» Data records

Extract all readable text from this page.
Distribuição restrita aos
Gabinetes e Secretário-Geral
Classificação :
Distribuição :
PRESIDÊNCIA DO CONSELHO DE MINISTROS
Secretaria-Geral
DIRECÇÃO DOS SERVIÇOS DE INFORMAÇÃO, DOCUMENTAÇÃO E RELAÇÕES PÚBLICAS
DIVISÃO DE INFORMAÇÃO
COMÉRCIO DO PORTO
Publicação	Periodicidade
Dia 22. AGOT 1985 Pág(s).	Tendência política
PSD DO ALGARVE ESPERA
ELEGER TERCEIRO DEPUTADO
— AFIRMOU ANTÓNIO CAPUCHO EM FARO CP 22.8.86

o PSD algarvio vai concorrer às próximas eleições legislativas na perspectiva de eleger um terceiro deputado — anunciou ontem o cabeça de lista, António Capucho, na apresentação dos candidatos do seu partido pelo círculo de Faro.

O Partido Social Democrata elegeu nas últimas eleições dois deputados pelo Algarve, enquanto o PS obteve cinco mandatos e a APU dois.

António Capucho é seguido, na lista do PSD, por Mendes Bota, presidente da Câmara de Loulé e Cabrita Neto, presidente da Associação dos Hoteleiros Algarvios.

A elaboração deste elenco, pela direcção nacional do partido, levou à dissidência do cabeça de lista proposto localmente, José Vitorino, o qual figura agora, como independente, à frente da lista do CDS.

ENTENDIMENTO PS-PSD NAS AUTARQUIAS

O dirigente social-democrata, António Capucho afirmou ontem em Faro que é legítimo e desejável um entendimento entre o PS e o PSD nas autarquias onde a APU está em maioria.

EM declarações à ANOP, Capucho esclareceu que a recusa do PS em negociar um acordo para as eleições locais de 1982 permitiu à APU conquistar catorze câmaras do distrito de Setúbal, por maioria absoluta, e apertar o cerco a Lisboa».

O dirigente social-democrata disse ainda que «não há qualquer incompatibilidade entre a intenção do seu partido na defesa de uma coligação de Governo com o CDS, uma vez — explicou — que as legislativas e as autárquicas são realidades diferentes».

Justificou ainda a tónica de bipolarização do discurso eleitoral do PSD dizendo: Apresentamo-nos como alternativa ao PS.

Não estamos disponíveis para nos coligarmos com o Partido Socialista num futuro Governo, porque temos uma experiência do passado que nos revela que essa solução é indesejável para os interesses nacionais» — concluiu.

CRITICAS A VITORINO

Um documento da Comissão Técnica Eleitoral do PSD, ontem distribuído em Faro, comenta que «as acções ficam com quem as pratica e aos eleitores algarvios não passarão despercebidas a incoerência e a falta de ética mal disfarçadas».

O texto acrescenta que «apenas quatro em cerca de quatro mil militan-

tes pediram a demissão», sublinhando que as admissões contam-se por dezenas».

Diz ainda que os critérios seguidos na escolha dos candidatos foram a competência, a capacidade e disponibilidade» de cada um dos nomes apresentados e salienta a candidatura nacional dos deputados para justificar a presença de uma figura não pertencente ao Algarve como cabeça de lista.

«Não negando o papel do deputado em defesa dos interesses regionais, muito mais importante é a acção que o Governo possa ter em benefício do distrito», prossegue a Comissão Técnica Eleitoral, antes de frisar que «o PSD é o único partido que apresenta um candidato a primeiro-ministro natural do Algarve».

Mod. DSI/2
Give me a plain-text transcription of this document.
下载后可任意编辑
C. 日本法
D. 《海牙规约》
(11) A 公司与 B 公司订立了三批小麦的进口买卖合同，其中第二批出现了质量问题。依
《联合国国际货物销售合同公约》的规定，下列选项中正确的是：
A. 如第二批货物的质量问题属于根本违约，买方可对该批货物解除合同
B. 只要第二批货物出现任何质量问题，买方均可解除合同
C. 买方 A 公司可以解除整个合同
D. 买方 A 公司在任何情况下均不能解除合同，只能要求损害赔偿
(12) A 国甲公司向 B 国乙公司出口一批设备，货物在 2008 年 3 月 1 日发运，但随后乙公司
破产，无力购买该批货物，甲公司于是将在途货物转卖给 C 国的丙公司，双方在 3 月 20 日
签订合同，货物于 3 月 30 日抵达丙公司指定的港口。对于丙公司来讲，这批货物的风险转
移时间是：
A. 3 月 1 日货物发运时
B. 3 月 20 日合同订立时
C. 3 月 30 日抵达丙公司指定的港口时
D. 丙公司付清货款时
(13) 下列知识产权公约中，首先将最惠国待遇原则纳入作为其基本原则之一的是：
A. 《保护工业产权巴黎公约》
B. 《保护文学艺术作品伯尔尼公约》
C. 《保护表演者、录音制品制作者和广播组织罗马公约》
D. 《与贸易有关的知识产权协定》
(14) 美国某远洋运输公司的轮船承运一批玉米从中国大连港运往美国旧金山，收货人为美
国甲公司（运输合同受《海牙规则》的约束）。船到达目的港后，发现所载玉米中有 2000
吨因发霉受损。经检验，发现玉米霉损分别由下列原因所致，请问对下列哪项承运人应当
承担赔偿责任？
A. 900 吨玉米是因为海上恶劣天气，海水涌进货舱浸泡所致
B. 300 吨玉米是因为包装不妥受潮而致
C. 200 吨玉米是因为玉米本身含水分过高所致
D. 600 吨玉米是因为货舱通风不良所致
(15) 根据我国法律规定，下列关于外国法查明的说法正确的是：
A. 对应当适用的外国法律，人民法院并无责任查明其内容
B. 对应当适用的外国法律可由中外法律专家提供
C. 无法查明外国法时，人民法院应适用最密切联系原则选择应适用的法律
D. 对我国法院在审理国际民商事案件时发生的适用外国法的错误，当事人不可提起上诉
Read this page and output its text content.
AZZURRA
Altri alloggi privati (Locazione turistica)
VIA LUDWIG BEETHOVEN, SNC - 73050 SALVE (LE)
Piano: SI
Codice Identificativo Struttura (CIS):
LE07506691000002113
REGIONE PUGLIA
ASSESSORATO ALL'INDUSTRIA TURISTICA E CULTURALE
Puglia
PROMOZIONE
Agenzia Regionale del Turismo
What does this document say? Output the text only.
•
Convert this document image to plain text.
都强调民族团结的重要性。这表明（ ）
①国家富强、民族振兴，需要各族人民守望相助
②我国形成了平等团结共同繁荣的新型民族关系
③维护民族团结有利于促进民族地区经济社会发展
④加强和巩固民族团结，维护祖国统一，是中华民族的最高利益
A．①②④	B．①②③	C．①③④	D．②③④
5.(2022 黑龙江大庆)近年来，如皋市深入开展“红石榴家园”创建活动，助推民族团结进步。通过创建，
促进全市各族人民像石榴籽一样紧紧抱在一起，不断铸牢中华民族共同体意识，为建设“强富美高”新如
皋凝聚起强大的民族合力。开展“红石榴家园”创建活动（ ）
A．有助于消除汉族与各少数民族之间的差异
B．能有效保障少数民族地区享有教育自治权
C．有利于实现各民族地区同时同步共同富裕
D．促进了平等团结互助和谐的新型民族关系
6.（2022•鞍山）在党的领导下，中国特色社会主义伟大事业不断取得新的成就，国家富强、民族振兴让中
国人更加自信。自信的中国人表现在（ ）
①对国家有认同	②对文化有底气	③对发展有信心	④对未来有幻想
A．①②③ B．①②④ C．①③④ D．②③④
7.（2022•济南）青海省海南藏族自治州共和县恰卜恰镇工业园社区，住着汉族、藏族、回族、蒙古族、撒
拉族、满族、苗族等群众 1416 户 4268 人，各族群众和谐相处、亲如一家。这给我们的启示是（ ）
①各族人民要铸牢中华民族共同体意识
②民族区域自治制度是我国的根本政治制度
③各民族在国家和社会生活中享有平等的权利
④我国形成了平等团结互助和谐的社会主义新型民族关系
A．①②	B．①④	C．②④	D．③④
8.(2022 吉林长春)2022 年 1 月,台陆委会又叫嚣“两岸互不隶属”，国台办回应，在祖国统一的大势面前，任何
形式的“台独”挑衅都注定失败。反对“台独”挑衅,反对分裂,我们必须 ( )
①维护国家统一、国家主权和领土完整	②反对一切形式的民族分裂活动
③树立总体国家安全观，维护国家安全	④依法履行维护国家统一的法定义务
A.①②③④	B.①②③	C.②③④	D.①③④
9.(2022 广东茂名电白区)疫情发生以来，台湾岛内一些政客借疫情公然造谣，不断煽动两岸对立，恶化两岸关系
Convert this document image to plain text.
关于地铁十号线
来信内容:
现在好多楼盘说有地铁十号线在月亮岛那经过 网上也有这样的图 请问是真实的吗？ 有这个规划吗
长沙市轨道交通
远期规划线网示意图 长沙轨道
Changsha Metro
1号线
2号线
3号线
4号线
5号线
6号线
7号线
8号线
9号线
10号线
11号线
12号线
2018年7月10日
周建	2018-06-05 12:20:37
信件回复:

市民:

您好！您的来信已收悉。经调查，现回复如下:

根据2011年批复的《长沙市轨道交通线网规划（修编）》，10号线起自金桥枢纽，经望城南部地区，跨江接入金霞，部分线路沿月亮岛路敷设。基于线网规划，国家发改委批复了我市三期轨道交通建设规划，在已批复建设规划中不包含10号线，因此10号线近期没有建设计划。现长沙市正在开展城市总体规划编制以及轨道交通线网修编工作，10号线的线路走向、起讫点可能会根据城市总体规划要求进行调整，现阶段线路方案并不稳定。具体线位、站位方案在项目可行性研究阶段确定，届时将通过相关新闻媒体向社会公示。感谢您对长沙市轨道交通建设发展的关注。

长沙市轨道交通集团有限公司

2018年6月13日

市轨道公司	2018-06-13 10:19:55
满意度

» What to do
Of the lines in this material, state how many hold the string "dirigente". Write no other words.

» Solved problem
2